[start Supplied material]
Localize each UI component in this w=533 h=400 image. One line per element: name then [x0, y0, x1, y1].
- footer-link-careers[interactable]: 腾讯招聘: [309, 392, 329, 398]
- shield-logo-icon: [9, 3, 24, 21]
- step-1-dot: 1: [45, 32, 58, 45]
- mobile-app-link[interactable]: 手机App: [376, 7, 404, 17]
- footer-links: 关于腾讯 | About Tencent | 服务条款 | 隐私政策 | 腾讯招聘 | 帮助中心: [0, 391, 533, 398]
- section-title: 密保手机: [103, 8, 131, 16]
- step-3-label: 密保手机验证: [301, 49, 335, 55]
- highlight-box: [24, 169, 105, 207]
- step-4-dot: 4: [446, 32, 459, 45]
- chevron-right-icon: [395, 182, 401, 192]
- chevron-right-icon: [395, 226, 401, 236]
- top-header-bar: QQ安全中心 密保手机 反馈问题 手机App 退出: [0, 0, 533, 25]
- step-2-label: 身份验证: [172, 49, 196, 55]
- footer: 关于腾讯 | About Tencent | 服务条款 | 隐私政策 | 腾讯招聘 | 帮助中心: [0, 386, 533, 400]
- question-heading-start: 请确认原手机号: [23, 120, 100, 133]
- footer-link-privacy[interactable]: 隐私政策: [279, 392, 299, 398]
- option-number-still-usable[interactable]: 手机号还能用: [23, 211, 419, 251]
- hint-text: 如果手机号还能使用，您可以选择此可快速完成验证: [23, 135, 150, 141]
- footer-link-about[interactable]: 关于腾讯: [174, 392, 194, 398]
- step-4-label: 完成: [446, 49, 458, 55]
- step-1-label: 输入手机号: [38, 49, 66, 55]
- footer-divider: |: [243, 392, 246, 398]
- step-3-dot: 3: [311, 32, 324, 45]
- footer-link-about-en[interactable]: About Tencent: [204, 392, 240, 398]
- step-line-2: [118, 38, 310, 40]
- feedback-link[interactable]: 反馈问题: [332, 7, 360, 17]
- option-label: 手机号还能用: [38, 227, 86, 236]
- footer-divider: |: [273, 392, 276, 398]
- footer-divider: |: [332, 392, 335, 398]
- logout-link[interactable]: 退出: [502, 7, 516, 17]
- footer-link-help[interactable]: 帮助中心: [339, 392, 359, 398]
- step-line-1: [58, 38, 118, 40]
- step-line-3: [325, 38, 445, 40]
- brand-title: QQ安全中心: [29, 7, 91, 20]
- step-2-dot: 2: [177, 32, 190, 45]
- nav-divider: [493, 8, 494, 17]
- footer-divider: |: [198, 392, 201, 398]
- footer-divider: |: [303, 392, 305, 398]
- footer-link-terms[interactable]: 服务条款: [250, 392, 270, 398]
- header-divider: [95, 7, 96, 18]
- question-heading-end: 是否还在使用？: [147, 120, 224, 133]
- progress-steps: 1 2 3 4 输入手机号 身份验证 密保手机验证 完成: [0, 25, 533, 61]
[end Supplied material]
## Written instruction
Render the records from the start up to and including the line with "- mobile-app-link[interactable]: 手机App: [376, 7, 404, 17]" as a Markdown table with two columns, Row for the row number and Entry for the line. Leave out blank lines.

## Expected output
| Row | Entry |
|---|---|
| 1 | Localize each UI component in this w=533 h=400 image. One line per element: name then [x0, y0, x1, y1]. |
| 2 | - footer-link-careers[interactable]: 腾讯招聘: [309, 392, 329, 398] |
| 3 | - shield-logo-icon: [9, 3, 24, 21] |
| 4 | - step-1-dot: 1: [45, 32, 58, 45] |
| 5 | - mobile-app-link[interactable]: 手机App: [376, 7, 404, 17] |